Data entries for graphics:
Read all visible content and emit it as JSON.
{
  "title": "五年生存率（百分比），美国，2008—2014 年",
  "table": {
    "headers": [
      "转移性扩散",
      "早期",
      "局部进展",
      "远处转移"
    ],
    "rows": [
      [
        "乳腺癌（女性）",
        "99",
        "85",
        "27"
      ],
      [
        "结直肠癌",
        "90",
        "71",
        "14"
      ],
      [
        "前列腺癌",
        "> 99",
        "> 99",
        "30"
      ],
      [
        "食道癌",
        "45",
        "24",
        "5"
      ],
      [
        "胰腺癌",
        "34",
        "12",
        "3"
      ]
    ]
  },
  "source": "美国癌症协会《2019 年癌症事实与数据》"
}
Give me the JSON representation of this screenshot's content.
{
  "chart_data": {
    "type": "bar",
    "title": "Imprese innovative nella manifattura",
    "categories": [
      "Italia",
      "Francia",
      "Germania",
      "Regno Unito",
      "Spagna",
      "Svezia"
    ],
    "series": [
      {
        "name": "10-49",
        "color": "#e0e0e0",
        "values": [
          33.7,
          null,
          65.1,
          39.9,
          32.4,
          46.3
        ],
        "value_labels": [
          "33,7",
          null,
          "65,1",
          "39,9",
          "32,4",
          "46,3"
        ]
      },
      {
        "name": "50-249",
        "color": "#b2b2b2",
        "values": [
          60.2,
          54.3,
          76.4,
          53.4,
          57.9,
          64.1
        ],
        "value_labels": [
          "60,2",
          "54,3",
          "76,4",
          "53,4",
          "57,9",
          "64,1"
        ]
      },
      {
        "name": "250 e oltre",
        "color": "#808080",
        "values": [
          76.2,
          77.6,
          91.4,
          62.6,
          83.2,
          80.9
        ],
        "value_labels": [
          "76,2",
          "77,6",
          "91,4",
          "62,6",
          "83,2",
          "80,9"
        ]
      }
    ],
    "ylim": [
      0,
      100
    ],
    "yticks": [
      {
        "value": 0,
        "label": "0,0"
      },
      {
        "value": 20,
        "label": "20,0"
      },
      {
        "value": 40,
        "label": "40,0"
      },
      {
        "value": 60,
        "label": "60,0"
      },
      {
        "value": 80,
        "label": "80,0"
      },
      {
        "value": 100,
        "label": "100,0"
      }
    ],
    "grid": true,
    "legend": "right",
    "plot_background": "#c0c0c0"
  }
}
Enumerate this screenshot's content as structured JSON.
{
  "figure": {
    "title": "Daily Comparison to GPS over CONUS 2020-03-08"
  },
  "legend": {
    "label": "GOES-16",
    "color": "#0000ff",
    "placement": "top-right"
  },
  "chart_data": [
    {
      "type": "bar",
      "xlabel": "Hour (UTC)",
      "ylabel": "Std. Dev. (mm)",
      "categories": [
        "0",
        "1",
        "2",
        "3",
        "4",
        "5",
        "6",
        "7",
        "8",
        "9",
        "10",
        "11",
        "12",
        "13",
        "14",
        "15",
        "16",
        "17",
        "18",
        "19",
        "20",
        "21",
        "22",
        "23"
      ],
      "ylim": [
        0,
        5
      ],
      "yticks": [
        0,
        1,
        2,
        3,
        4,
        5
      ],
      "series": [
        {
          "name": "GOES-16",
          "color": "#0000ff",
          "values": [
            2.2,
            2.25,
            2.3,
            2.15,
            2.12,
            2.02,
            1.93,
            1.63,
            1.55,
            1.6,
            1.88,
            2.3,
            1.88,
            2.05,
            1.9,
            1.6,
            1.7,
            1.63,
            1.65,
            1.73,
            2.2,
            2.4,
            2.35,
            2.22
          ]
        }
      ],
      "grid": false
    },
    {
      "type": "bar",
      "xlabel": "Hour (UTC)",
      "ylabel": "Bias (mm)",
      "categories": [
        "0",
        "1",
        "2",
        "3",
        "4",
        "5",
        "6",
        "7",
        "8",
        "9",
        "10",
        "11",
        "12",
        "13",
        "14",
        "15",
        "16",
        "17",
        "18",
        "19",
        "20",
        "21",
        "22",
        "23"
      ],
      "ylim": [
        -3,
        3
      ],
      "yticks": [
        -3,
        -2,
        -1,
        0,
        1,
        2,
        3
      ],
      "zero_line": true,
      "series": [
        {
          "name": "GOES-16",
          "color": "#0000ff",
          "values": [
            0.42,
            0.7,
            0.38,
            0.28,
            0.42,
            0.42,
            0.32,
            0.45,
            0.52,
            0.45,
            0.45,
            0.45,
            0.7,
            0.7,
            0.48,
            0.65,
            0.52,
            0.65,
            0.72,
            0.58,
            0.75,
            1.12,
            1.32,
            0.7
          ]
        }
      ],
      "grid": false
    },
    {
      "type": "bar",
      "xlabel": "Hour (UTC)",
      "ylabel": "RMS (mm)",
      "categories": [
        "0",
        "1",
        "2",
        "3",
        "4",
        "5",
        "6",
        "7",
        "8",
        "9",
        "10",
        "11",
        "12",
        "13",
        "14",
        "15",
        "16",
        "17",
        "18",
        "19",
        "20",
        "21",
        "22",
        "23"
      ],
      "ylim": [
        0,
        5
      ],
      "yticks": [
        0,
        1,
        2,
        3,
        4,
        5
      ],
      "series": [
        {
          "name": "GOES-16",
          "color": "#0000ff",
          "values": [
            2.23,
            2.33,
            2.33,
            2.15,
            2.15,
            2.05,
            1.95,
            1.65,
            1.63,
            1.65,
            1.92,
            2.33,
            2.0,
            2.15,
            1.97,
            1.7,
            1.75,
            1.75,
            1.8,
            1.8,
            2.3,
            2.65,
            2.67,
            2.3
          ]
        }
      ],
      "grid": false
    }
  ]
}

= Problem =
Each line above is to be repeated exactly.

= Written answer =
Read all visible content and emit it as JSON.
{
  "title": "五年生存率（百分比），美国，2008—2014 年",
  "table": {
    "headers": [
      "转移性扩散",
      "早期",
      "局部进展",
      "远处转移"
    ],
    "rows": [
      [
        "乳腺癌（女性）",
        "99",
        "85",
        "27"
      ],
      [
        "结直肠癌",
        "90",
        "71",
        "14"
      ],
      [
        "前列腺癌",
        "> 99",
        "> 99",
        "30"
      ],
      [
        "食道癌",
        "45",
        "24",
        "5"
      ],
      [
        "胰腺癌",
        "34",
        "12",
        "3"
      ]
    ]
  },
  "source": "美国癌症协会《2019 年癌症事实与数据》"
}
Give me the JSON representation of this screenshot's content.
{
  "chart_data": {
    "type": "bar",
    "title": "Imprese innovative nella manifattura",
    "categories": [
      "Italia",
      "Francia",
      "Germania",
      "Regno Unito",
      "Spagna",
      "Svezia"
    ],
    "series": [
      {
        "name": "10-49",
        "color": "#e0e0e0",
        "values": [
          33.7,
          null,
          65.1,
          39.9,
          32.4,
          46.3
        ],
        "value_labels": [
          "33,7",
          null,
          "65,1",
          "39,9",
          "32,4",
          "46,3"
        ]
      },
      {
        "name": "50-249",
        "color": "#b2b2b2",
        "values": [
          60.2,
          54.3,
          76.4,
          53.4,
          57.9,
          64.1
        ],
        "value_labels": [
          "60,2",
          "54,3",
          "76,4",
          "53,4",
          "57,9",
          "64,1"
        ]
      },
      {
        "name": "250 e oltre",
        "color": "#808080",
        "values": [
          76.2,
          77.6,
          91.4,
          62.6,
          83.2,
          80.9
        ],
        "value_labels": [
          "76,2",
          "77,6",
          "91,4",
          "62,6",
          "83,2",
          "80,9"
        ]
      }
    ],
    "ylim": [
      0,
      100
    ],
    "yticks": [
      {
        "value": 0,
        "label": "0,0"
      },
      {
        "value": 20,
        "label": "20,0"
      },
      {
        "value": 40,
        "label": "40,0"
      },
      {
        "value": 60,
        "label": "60,0"
      },
      {
        "value": 80,
        "label": "80,0"
      },
      {
        "value": 100,
        "label": "100,0"
      }
    ],
    "grid": true,
    "legend": "right",
    "plot_background": "#c0c0c0"
  }
}
Enumerate this screenshot's content as structured JSON.
{
  "figure": {
    "title": "Daily Comparison to GPS over CONUS 2020-03-08"
  },
  "legend": {
    "label": "GOES-16",
    "color": "#0000ff",
    "placement": "top-right"
  },
  "chart_data": [
    {
      "type": "bar",
      "xlabel": "Hour (UTC)",
      "ylabel": "Std. Dev. (mm)",
      "categories": [
        "0",
        "1",
        "2",
        "3",
        "4",
        "5",
        "6",
        "7",
        "8",
        "9",
        "10",
        "11",
        "12",
        "13",
        "14",
        "15",
        "16",
        "17",
        "18",
        "19",
        "20",
        "21",
        "22",
        "23"
      ],
      "ylim": [
        0,
        5
      ],
      "yticks": [
        0,
        1,
        2,
        3,
        4,
        5
      ],
      "series": [
        {
          "name": "GOES-16",
          "color": "#0000ff",
          "values": [
            2.2,
            2.25,
            2.3,
            2.15,
            2.12,
            2.02,
            1.93,
            1.63,
            1.55,
            1.6,
            1.88,
            2.3,
            1.88,
            2.05,
            1.9,
            1.6,
            1.7,
            1.63,
            1.65,
            1.73,
            2.2,
            2.4,
            2.35,
            2.22
          ]
        }
      ],
      "grid": false
    },
    {
      "type": "bar",
      "xlabel": "Hour (UTC)",
      "ylabel": "Bias (mm)",
      "categories": [
        "0",
        "1",
        "2",
        "3",
        "4",
        "5",
        "6",
        "7",
        "8",
        "9",
        "10",
        "11",
        "12",
        "13",
        "14",
        "15",
        "16",
        "17",
        "18",
        "19",
        "20",
        "21",
        "22",
        "23"
      ],
      "ylim": [
        -3,
        3
      ],
      "yticks": [
        -3,
        -2,
        -1,
        0,
        1,
        2,
        3
      ],
      "zero_line": true,
      "series": [
        {
          "name": "GOES-16",
          "color": "#0000ff",
          "values": [
            0.42,
            0.7,
            0.38,
            0.28,
            0.42,
            0.42,
            0.32,
            0.45,
            0.52,
            0.45,
            0.45,
            0.45,
            0.7,
            0.7,
            0.48,
            0.65,
            0.52,
            0.65,
            0.72,
            0.58,
            0.75,
            1.12,
            1.32,
            0.7
          ]
        }
      ],
      "grid": false
    },
    {
      "type": "bar",
      "xlabel": "Hour (UTC)",
      "ylabel": "RMS (mm)",
      "categories": [
        "0",
        "1",
        "2",
        "3",
        "4",
        "5",
        "6",
        "7",
        "8",
        "9",
        "10",
        "11",
        "12",
        "13",
        "14",
        "15",
        "16",
        "17",
        "18",
        "19",
        "20",
        "21",
        "22",
        "23"
      ],
      "ylim": [
        0,
        5
      ],
      "yticks": [
        0,
        1,
        2,
        3,
        4,
        5
      ],
      "series": [
        {
          "name": "GOES-16",
          "color": "#0000ff",
          "values": [
            2.23,
            2.33,
            2.33,
            2.15,
            2.15,
            2.05,
            1.95,
            1.65,
            1.63,
            1.65,
            1.92,
            2.33,
            2.0,
            2.15,
            1.97,
            1.7,
            1.75,
            1.75,
            1.8,
            1.8,
            2.3,
            2.65,
            2.67,
            2.3
          ]
        }
      ],
      "grid": false
    }
  ]
}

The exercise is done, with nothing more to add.